* Exercise prompt:
Below is a listing. Gather each line of it that contains "this".

------------------------------------------------

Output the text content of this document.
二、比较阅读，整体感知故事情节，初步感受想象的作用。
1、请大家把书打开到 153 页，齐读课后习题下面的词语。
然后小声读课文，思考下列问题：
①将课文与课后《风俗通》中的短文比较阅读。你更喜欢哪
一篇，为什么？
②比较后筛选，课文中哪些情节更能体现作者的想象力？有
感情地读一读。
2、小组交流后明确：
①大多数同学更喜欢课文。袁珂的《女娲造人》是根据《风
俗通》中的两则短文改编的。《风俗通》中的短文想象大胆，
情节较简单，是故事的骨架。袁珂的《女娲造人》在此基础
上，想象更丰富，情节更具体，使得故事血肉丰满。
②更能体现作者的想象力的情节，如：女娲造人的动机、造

------------------------------------------------

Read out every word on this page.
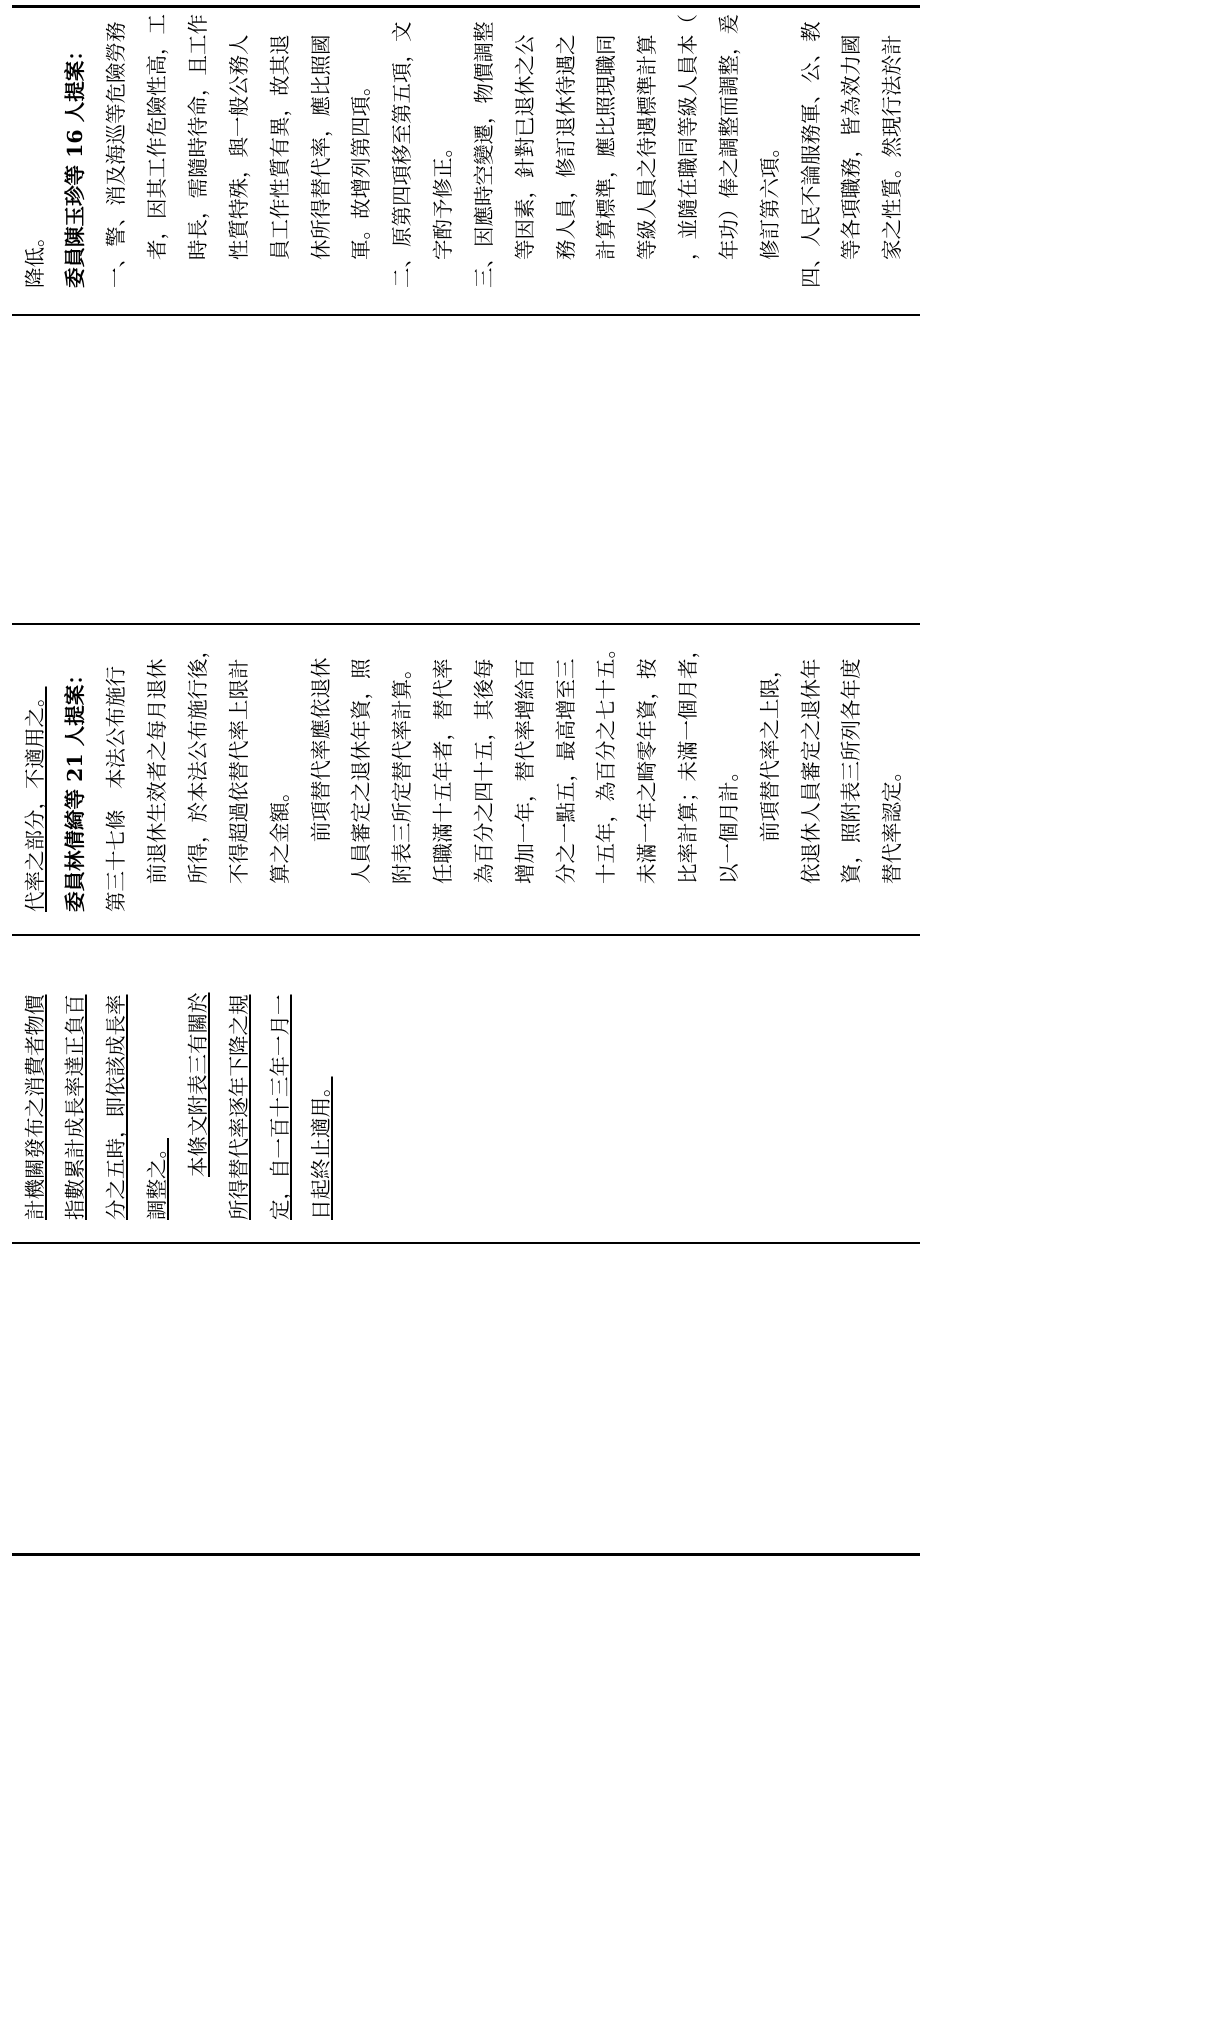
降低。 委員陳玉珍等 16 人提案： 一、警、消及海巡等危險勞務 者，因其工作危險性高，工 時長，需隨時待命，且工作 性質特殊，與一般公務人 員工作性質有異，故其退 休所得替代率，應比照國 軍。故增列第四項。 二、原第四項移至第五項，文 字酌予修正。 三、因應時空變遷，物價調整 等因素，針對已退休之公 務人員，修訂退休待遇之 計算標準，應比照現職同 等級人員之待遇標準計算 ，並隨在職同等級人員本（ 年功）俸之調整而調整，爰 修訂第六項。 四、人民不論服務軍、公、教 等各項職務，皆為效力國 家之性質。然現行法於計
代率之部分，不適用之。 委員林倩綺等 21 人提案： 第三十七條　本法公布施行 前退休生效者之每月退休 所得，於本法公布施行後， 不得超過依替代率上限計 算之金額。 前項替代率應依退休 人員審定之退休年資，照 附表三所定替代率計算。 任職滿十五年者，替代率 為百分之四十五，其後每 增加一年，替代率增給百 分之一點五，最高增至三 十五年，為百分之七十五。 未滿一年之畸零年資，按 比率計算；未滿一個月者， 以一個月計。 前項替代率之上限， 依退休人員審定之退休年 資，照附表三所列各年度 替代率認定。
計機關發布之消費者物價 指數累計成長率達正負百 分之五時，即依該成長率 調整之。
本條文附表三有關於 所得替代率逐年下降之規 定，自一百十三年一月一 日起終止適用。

------------------------------------------------

* Correct response:
Output the text content of this document.
Read out every word on this page.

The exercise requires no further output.